**JOB 1:**
Answer these questions about the article on the Six Thinking Hats, one line each:
(a) In what year did Dr. Edward de Bono publish his book?
(b) What does the article call the most important factor in teaching critical thinking?
(c) What kind of thinking does the Blue Hat represent?
**JOB 2:**
Go on with the article on the Six Thinking Hats, picking up after its last line.

This useful technique was famously described by Dr. Edward de Bono who in 1985 published a book with the title. Each of the six metaphorical hats has a different color that represents a particular type of thought process. It provides a practical approach for groups to debate or explore issues from different angles.
How to use the 6 Thinking Hats in class
How can teachers show students how to analyze something critically? How do we teach learners to look at the different details and compare, contrast, analyze, categorize and evaluate the subject at hand? This article looks at a few practical classroom management strategies to teach critical thinking successfully, but the most important factor is you – the teacher! It is up to you to model the correct behavior. We actually have to show our students how to think critically about things.
If you have a project you want to do with your students, then there’s a superb activity that you can do called the Six Thinking Hats. As we go through these hats, think about what “hat” you normally wear. What is the way you think?
When you have to analyze information in a group where persons have different viewpoints, De Bono suggested that everyone in the group put on the same color hat to think about the same aspect of the issue before moving on to the next.
Alternatively, each person in the group can wear an alternative hat to think of the information differently and contribute from a particular angle to the group.
So, what do the metaphorical hats represent and what questions should students ask in this process?
Blue Hat: Structured thinking, high-level overview of the situation, the big picture.

**SUPPLIED DATA:**
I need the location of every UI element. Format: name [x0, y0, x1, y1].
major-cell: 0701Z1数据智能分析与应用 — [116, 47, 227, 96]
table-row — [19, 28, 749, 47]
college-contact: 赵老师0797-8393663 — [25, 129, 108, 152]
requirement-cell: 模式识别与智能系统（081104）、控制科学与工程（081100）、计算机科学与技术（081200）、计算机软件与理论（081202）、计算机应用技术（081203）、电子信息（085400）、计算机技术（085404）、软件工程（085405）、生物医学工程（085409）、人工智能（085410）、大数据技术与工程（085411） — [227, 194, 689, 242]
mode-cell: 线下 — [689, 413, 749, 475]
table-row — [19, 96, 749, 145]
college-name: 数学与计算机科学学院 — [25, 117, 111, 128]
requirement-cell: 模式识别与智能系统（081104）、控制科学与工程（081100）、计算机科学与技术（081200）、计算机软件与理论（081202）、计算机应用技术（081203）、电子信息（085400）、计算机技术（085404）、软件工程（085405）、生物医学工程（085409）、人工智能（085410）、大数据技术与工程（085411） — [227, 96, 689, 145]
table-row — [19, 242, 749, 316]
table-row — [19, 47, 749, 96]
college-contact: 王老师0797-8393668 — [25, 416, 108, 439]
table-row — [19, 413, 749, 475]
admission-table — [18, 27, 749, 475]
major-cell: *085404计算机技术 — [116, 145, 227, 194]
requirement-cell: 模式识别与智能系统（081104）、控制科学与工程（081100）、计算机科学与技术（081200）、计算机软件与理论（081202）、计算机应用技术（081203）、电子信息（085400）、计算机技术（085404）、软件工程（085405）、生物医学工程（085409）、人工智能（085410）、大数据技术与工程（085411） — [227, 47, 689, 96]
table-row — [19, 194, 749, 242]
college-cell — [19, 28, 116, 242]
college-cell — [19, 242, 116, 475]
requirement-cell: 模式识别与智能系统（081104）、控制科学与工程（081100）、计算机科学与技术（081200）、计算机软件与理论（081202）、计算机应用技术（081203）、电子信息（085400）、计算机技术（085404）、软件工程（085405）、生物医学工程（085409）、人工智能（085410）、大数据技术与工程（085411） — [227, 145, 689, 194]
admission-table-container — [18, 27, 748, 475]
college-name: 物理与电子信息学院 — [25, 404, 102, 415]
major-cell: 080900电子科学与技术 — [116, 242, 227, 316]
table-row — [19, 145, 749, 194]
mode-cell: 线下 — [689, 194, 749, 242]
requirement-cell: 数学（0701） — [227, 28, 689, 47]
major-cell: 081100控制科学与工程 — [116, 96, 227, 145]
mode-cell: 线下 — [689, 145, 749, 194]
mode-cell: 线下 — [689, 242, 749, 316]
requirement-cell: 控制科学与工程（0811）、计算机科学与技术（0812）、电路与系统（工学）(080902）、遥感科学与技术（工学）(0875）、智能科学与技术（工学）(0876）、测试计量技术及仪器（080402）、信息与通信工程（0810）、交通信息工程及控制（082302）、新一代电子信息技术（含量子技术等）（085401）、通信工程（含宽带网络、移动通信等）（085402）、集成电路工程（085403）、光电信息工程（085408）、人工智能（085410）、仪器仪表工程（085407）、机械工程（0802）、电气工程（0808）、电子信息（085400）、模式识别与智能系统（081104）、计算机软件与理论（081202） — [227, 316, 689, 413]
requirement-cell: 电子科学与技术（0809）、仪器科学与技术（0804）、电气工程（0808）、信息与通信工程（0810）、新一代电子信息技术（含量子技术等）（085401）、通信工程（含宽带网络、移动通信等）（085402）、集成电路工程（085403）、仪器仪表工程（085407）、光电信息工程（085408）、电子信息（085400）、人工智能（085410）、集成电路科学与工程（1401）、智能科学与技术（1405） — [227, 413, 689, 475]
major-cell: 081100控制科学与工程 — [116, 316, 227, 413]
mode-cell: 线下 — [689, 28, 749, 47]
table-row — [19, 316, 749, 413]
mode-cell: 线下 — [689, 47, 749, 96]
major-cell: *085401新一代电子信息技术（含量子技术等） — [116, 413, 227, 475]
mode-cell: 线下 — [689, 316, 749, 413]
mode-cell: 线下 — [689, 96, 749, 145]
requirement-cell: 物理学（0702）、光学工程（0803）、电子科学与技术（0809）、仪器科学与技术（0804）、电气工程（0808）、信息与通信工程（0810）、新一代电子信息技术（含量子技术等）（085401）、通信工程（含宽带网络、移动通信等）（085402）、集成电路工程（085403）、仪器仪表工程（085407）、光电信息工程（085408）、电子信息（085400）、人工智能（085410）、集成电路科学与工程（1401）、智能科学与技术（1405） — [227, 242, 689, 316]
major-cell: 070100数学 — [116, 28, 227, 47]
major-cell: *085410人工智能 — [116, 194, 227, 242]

**WRITTEN ANSWER 1:**
(a) 1985
(b) The teacher
(c) Structured thinking, a high-level overview of the situation, the big picture

**WRITTEN ANSWER 2:**
The Blue Hat is structured thinking with a holistic view of the situation. The thought process of the Blue Hat is to direct the group towards a goal, for the group to see the bigger picture. Such a person is not focused on the details, but to control or organize the brainstorming process. The Blue Hat would typically be the group leader or chairperson guiding the process of finding solutions to reach a set goal. Using De Bono’s technique in group discussions or brainstorming always starts with the Blue Hat to determine the process the group will follow in reaching their objectives.
Blue Hat Sample Questions:
• What is the problem? • What is our goal? • Who is best suited for each task? • What process do we need to follow? • What steps should we take? • How should we think about…? • What do we need to know about…? • Where can we find…? • When should we….?
White Hat: Analytical, objective thinking, with an emphasis on facts.
The White Hat represents thinking objectively about things; you’re an analytical thinker. You only look at the facts and are concerned with making decisions based on sufficient and correct information.
How do you get trustworthy information? What sources can you trust? The internet makes most information gathering easy, but to verify information is difficult. How do you gather the information that’s not in the public domain? For example, how do you go about gathering information on the personal preferences of students?
White Hat Sample Questions:
• What information do we require? • What questions need asking? • What information is missing? • Where can we find this information? • What is the context (who, what, when, where, why, how, how much)? • What are the theories and opinions in play?
Red Hat: Emotional thinking, perception, and opinion.
The Red Hat is about emotional thinking. It’s the subjective feelings or intuition that you have that are more based on an opinion you may have on a particular issue. So, in a group activity, differences of opinion are taken into consideration.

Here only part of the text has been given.